===== LISTING

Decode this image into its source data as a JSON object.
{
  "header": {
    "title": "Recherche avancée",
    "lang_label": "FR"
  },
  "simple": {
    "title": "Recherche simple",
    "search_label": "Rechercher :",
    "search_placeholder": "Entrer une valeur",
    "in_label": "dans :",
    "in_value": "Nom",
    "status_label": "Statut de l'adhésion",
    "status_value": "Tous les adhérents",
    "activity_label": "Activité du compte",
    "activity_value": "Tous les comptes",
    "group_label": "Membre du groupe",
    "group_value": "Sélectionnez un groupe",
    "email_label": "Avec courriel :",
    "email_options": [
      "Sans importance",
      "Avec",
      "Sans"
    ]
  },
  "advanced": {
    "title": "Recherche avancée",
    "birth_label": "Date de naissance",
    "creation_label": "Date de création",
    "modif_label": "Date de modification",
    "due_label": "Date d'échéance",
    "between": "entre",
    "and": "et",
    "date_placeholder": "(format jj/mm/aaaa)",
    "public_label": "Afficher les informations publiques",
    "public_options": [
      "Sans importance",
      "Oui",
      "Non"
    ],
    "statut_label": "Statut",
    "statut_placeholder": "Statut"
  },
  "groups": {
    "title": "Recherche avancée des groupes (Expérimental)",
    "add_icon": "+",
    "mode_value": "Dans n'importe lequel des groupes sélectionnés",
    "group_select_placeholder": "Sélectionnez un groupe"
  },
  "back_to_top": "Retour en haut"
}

==========

--- WORK TO BE COMPLETED ---
All of the data must be returned exactly.

--- RIGHT ANSWER ---
Decode this image into its source data as a JSON object.
{
  "header": {
    "title": "Recherche avancée",
    "lang_label": "FR"
  },
  "simple": {
    "title": "Recherche simple",
    "search_label": "Rechercher :",
    "search_placeholder": "Entrer une valeur",
    "in_label": "dans :",
    "in_value": "Nom",
    "status_label": "Statut de l'adhésion",
    "status_value": "Tous les adhérents",
    "activity_label": "Activité du compte",
    "activity_value": "Tous les comptes",
    "group_label": "Membre du groupe",
    "group_value": "Sélectionnez un groupe",
    "email_label": "Avec courriel :",
    "email_options": [
      "Sans importance",
      "Avec",
      "Sans"
    ]
  },
  "advanced": {
    "title": "Recherche avancée",
    "birth_label": "Date de naissance",
    "creation_label": "Date de création",
    "modif_label": "Date de modification",
    "due_label": "Date d'échéance",
    "between": "entre",
    "and": "et",
    "date_placeholder": "(format jj/mm/aaaa)",
    "public_label": "Afficher les informations publiques",
    "public_options": [
      "Sans importance",
      "Oui",
      "Non"
    ],
    "statut_label": "Statut",
    "statut_placeholder": "Statut"
  },
  "groups": {
    "title": "Recherche avancée des groupes (Expérimental)",
    "add_icon": "+",
    "mode_value": "Dans n'importe lequel des groupes sélectionnés",
    "group_select_placeholder": "Sélectionnez un groupe"
  },
  "back_to_top": "Retour en haut"
}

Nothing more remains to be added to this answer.